Written instruction> Give the entries back exactly, dropping each image.

Data extracted from a collection

====================

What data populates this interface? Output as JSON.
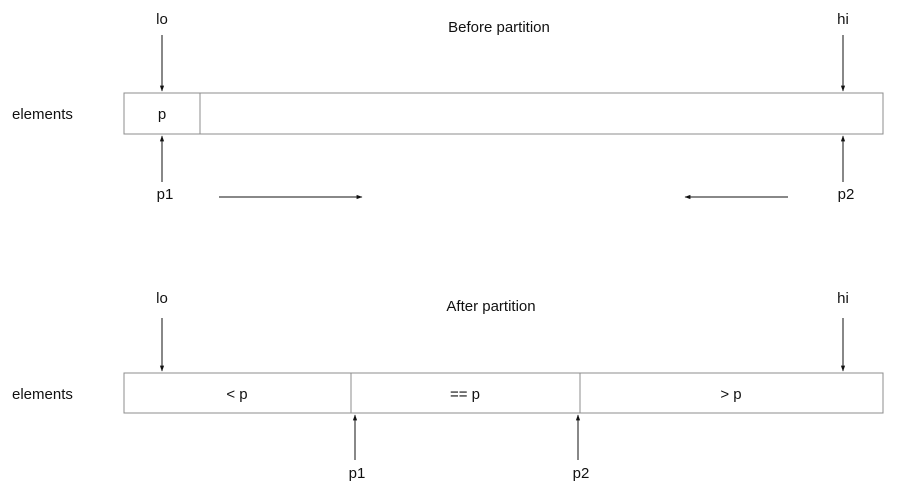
{
  "before": {
    "title": "Before partition",
    "row_label": "elements",
    "lo_label": "lo",
    "hi_label": "hi",
    "pivot_cell": "p",
    "p1_label": "p1",
    "p2_label": "p2"
  },
  "after": {
    "title": "After partition",
    "row_label": "elements",
    "lo_label": "lo",
    "hi_label": "hi",
    "cells": [
      "< p",
      "== p",
      "> p"
    ],
    "p1_label": "p1",
    "p2_label": "p2"
  },
  "colors": {
    "box_stroke": "#8c8c8c",
    "text": "#111111"
  }
}
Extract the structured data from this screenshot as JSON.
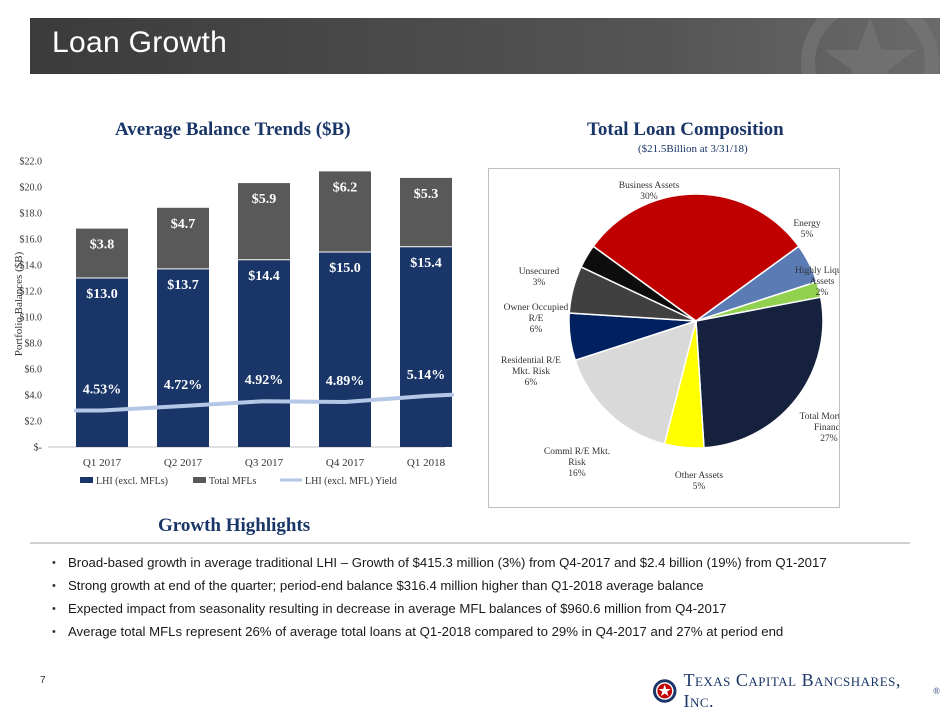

====================

Problem solution>
What data populates this interface? Output as JSON.
{
  "before": {
    "title": "Before partition",
    "row_label": "elements",
    "lo_label": "lo",
    "hi_label": "hi",
    "pivot_cell": "p",
    "p1_label": "p1",
    "p2_label": "p2"
  },
  "after": {
    "title": "After partition",
    "row_label": "elements",
    "lo_label": "lo",
    "hi_label": "hi",
    "cells": [
      "< p",
      "== p",
      "> p"
    ],
    "p1_label": "p1",
    "p2_label": "p2"
  },
  "colors": {
    "box_stroke": "#8c8c8c",
    "text": "#111111"
  }
}
Extract the structured data from this screenshot as JSON.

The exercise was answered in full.